■ Work to be completed: Display each line of the records that contains the string "axis", treating uppercase and lowercase letters as different.

^^^^

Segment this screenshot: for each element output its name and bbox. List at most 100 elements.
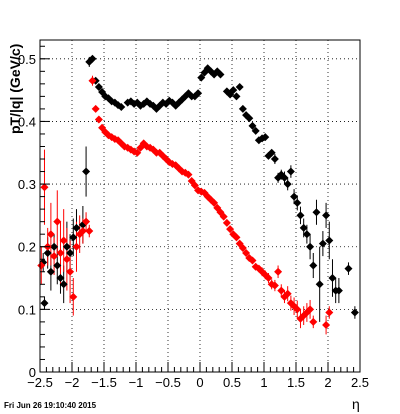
- x-tick-label: 1.5: [287, 375, 305, 390]
- data-point-black: [251, 126, 260, 135]
- data-points: [37, 54, 359, 330]
- data-point-red: [283, 289, 292, 298]
- data-point-black: [245, 114, 254, 123]
- data-point-red: [98, 123, 107, 132]
- data-point-black: [94, 82, 103, 91]
- data-point-red: [53, 217, 62, 226]
- y-tick-label: 0.3: [18, 177, 36, 192]
- data-point-red: [226, 225, 235, 234]
- data-point-black: [315, 280, 324, 289]
- data-point-red: [325, 308, 334, 317]
- data-point-black: [62, 242, 71, 251]
- data-point-red: [133, 148, 142, 157]
- data-point-black: [286, 167, 295, 176]
- data-point-red: [91, 104, 100, 113]
- data-point-black: [302, 230, 311, 239]
- x-tick-label: −0.5: [155, 375, 181, 390]
- data-point-red: [270, 281, 279, 290]
- data-point-black: [194, 89, 203, 98]
- data-point-black: [50, 242, 59, 251]
- data-point-black: [267, 148, 276, 157]
- data-point-red: [59, 236, 68, 245]
- y-tick-labels: 0 0.1 0.2 0.3 0.4 0.5: [18, 52, 36, 380]
- y-tick-label: 0.5: [18, 52, 36, 67]
- data-point-red: [94, 115, 103, 124]
- data-point-black: [66, 248, 75, 257]
- data-point-black: [312, 208, 321, 217]
- data-point-black: [261, 133, 270, 142]
- data-point-black: [88, 54, 97, 63]
- data-point-red: [184, 170, 193, 179]
- data-point-red: [232, 233, 241, 242]
- data-point-black: [293, 198, 302, 207]
- data-point-red: [293, 305, 302, 314]
- data-point-red: [242, 248, 251, 257]
- y-tick-label: 0.1: [18, 302, 36, 317]
- data-point-black: [290, 192, 299, 201]
- data-point-red: [56, 248, 65, 257]
- data-point-black: [43, 248, 52, 257]
- data-point-black: [59, 280, 68, 289]
- data-point-black: [334, 286, 343, 295]
- data-point-red: [274, 267, 283, 276]
- data-point-red: [222, 218, 231, 227]
- data-point-black: [46, 267, 55, 276]
- data-point-black: [306, 242, 315, 251]
- data-point-black: [344, 264, 353, 273]
- data-point-black: [72, 223, 81, 232]
- data-point-red: [210, 198, 219, 207]
- data-point-black: [309, 261, 318, 270]
- x-tick-label: 0: [196, 375, 203, 390]
- x-tick-labels: −2.5 −2 −1.5 −1 −0.5 0 0.5 1 1.5 2 2.5: [27, 375, 369, 390]
- data-point-black: [350, 308, 359, 317]
- data-point-black: [56, 274, 65, 283]
- x-tick-label: 1: [260, 375, 267, 390]
- data-point-red: [69, 292, 78, 301]
- data-point-black: [248, 121, 257, 130]
- data-point-black: [280, 173, 289, 182]
- data-point-red: [82, 217, 91, 226]
- grid-lines: [40, 40, 360, 372]
- data-point-black: [328, 274, 337, 283]
- data-point-black: [318, 239, 327, 248]
- timestamp: Fri Jun 26 19:10:40 2015: [4, 401, 97, 410]
- data-point-red: [219, 212, 228, 221]
- data-point-red: [37, 261, 46, 270]
- x-tick-label: −2: [65, 375, 80, 390]
- data-point-black: [53, 261, 62, 270]
- data-point-red: [40, 183, 49, 192]
- y-tick-label: 0: [29, 365, 36, 380]
- data-point-black: [238, 104, 247, 113]
- data-point-red: [309, 317, 318, 326]
- data-point-red: [277, 286, 286, 295]
- x-tick-label: −1.5: [91, 375, 117, 390]
- data-point-black: [296, 211, 305, 220]
- data-point-black: [69, 233, 78, 242]
- x-axis-title: η: [352, 396, 360, 412]
- data-point-red: [248, 256, 257, 265]
- data-point-black: [229, 86, 238, 95]
- x-tick-label: 2: [324, 375, 331, 390]
- data-point-black: [216, 70, 225, 79]
- x-tick-label: −1: [129, 375, 144, 390]
- data-point-black: [40, 299, 49, 308]
- y-axis-title: pT/|q| (GeV/c): [7, 44, 23, 134]
- data-point-black: [117, 103, 126, 112]
- data-point-red: [190, 181, 199, 190]
- data-point-red: [88, 76, 97, 85]
- data-point-black: [283, 180, 292, 189]
- y-tick-label: 0.4: [18, 114, 36, 129]
- data-point-red: [85, 227, 94, 236]
- data-point-red: [50, 252, 59, 261]
- x-tick-label: −2.5: [27, 375, 53, 390]
- data-point-black: [232, 92, 241, 101]
- x-tick-label: 2.5: [351, 375, 369, 390]
- axis-ticks: [39, 45, 361, 373]
- data-point-red: [322, 321, 331, 330]
- data-point-red: [238, 243, 247, 252]
- data-point-black: [322, 211, 331, 220]
- data-point-black: [299, 223, 308, 232]
- data-point-red: [306, 305, 315, 314]
- data-point-black: [82, 167, 91, 176]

^^^^

■ Completed task:
- x-axis-title: η: [352, 396, 360, 412]
- y-axis-title: pT/|q| (GeV/c): [7, 44, 23, 134]
- axis-ticks: [39, 45, 361, 373]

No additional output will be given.